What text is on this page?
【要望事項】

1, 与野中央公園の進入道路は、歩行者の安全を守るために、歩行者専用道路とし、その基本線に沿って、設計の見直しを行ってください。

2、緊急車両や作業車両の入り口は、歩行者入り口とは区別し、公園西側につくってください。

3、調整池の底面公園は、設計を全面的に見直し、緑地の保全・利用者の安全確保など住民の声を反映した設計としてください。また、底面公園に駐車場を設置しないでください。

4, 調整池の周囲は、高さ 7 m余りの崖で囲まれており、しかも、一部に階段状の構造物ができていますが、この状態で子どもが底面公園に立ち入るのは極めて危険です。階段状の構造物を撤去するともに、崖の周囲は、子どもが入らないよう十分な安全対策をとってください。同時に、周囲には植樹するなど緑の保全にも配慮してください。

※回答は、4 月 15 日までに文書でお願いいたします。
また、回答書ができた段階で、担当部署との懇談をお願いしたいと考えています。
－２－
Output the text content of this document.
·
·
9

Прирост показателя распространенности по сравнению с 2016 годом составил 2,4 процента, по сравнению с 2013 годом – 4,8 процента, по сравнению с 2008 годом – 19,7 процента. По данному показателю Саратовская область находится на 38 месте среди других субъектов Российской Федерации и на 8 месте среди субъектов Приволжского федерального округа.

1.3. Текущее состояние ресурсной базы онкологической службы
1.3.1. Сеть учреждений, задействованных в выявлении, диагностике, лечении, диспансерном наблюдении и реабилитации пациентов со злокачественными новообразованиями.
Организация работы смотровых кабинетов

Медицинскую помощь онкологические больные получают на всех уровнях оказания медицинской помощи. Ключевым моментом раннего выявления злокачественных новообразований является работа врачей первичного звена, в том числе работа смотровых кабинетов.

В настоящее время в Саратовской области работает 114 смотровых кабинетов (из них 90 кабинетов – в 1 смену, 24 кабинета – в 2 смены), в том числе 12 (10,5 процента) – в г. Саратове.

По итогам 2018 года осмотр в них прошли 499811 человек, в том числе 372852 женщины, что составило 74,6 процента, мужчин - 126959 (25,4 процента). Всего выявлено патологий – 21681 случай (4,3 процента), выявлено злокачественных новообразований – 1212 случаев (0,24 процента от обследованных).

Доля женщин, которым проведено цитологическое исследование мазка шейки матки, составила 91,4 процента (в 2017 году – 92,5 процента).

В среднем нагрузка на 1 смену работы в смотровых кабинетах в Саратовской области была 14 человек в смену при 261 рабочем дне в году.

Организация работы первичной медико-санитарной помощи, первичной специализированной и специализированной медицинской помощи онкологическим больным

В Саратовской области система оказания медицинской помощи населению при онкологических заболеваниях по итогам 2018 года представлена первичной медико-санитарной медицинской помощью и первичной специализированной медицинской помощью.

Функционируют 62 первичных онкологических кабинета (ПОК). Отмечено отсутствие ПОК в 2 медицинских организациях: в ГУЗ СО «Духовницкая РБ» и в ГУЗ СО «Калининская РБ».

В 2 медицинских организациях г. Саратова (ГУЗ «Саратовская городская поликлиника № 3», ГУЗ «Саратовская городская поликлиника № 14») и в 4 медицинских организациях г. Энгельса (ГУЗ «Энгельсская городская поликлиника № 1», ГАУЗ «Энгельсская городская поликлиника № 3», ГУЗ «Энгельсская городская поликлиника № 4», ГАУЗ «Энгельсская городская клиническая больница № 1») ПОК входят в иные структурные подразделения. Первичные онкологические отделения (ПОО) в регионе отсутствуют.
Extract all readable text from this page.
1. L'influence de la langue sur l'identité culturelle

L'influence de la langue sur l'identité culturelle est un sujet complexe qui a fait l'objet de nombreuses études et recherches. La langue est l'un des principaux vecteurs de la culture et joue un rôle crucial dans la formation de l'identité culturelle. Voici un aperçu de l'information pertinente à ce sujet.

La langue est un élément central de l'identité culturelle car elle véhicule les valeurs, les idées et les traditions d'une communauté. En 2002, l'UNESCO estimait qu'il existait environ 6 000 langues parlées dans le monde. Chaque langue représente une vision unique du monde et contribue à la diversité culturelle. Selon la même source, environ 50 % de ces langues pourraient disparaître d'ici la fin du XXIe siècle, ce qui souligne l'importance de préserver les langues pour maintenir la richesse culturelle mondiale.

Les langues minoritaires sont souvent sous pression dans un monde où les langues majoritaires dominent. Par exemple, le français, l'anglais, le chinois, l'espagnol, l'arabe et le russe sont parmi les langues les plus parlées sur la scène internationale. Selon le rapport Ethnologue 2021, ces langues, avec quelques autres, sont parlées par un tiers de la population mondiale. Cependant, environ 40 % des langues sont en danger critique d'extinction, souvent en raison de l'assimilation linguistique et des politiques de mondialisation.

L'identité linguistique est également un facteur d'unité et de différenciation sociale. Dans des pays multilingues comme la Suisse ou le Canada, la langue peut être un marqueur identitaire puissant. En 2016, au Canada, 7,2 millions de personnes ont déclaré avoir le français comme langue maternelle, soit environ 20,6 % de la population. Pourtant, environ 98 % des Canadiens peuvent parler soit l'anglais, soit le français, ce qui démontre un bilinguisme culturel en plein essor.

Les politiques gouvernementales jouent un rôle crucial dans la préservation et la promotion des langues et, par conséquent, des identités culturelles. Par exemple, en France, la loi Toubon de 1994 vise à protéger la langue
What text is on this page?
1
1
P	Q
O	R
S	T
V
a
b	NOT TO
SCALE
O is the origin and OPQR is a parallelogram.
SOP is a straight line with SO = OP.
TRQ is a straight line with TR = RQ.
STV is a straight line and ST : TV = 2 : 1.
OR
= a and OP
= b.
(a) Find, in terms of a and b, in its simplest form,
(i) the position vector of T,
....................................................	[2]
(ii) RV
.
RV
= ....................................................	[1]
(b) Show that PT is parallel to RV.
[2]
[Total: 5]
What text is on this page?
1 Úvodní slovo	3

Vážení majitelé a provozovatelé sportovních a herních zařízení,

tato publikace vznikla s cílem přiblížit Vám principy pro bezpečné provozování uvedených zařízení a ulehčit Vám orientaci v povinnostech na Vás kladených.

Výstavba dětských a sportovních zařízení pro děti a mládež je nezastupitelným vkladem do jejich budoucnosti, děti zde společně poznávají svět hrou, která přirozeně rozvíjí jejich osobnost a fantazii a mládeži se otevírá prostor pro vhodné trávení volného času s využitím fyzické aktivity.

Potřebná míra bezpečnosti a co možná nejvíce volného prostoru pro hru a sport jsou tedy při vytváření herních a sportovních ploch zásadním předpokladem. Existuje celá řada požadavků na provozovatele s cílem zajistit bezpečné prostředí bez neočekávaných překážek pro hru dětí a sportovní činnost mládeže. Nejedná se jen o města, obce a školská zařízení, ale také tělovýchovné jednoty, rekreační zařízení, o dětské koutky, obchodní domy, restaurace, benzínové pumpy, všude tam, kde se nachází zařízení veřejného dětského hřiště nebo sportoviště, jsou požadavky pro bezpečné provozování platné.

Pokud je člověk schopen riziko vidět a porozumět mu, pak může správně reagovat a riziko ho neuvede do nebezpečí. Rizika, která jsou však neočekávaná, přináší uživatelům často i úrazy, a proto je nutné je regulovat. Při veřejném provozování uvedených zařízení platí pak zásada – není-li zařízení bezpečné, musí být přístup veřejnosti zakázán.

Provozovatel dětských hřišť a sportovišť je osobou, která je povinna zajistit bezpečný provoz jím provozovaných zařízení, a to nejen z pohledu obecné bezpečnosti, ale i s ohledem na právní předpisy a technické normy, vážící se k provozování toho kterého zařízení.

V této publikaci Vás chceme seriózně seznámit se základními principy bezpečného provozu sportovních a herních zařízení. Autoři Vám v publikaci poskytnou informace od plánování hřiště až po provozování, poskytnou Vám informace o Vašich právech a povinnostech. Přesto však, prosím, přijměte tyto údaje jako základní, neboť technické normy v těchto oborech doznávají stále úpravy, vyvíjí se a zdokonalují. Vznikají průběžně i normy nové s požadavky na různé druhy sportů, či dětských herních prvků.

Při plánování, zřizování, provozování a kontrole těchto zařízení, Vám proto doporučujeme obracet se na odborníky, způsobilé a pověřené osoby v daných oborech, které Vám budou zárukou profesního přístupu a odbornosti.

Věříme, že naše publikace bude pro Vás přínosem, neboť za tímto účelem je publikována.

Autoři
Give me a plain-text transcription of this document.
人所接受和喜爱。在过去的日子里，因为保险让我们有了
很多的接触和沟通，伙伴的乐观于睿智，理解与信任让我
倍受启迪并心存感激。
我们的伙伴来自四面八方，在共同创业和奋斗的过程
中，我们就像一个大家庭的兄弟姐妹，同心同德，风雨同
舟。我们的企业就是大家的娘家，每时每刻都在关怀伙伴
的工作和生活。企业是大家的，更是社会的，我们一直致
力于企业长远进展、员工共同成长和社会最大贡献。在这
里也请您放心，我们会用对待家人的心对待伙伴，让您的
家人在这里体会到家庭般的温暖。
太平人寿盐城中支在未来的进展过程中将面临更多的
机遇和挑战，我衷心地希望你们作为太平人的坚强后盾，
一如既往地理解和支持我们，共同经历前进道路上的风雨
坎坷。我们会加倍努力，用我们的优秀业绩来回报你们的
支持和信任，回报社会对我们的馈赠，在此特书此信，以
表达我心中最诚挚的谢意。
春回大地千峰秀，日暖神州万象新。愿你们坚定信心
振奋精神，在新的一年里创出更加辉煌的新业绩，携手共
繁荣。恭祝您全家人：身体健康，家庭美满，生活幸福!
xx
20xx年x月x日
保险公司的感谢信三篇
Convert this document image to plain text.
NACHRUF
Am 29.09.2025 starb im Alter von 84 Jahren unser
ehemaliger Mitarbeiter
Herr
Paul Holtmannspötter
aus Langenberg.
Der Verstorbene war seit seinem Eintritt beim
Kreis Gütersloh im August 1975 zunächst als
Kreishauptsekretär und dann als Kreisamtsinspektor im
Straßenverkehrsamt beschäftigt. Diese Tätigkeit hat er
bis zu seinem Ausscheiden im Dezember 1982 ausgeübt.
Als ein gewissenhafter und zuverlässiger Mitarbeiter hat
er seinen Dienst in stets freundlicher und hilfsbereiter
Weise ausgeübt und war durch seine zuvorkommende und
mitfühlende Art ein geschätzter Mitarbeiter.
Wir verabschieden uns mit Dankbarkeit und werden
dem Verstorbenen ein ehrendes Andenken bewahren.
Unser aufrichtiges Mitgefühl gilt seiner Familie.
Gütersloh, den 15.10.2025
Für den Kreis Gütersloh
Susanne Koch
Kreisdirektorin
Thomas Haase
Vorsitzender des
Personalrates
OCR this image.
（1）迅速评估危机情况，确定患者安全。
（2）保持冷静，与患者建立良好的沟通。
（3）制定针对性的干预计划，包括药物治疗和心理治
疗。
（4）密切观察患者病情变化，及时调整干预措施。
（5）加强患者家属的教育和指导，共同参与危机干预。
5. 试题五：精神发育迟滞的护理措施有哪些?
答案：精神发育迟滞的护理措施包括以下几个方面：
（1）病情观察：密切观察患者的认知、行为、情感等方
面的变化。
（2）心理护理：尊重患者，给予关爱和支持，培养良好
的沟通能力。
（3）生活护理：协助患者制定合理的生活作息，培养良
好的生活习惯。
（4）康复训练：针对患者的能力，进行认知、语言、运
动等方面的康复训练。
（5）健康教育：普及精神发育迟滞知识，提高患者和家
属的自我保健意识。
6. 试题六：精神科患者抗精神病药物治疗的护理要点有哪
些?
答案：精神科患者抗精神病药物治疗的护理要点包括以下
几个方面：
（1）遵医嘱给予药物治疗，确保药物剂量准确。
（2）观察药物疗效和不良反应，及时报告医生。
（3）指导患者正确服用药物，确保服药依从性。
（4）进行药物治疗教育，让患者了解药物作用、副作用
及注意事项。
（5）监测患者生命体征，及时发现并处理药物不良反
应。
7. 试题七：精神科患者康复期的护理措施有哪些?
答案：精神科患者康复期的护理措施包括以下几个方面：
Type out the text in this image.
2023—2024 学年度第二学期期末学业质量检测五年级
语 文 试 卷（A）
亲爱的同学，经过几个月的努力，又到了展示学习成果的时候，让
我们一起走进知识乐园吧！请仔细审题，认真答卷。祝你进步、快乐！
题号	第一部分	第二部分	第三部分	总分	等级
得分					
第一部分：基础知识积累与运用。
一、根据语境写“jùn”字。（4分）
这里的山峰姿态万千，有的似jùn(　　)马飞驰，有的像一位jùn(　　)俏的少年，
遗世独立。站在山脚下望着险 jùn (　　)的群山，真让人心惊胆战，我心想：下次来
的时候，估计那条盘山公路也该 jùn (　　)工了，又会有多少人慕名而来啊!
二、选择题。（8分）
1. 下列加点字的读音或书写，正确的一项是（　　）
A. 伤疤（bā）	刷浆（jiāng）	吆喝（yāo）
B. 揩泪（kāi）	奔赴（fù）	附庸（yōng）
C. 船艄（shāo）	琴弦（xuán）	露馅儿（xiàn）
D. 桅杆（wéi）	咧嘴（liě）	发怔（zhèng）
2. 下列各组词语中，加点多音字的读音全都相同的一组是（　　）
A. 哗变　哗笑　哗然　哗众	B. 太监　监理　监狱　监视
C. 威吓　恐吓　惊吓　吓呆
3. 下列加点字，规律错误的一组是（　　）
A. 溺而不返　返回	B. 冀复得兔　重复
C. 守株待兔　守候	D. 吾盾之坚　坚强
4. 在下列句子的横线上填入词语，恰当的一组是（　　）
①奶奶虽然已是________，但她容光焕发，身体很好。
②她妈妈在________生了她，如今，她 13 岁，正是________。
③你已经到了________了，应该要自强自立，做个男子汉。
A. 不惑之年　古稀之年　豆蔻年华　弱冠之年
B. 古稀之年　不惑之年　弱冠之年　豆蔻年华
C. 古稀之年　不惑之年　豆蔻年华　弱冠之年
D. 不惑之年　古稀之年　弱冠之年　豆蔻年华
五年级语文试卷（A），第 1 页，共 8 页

___

* _Your task_: Wherever a line in the data above holds "Gütersloh", copy that line.

* _Finished answer_:
Kreis Gütersloh im August 1975 zunächst als
Gütersloh, den 15.10.2025
Für den Kreis Gütersloh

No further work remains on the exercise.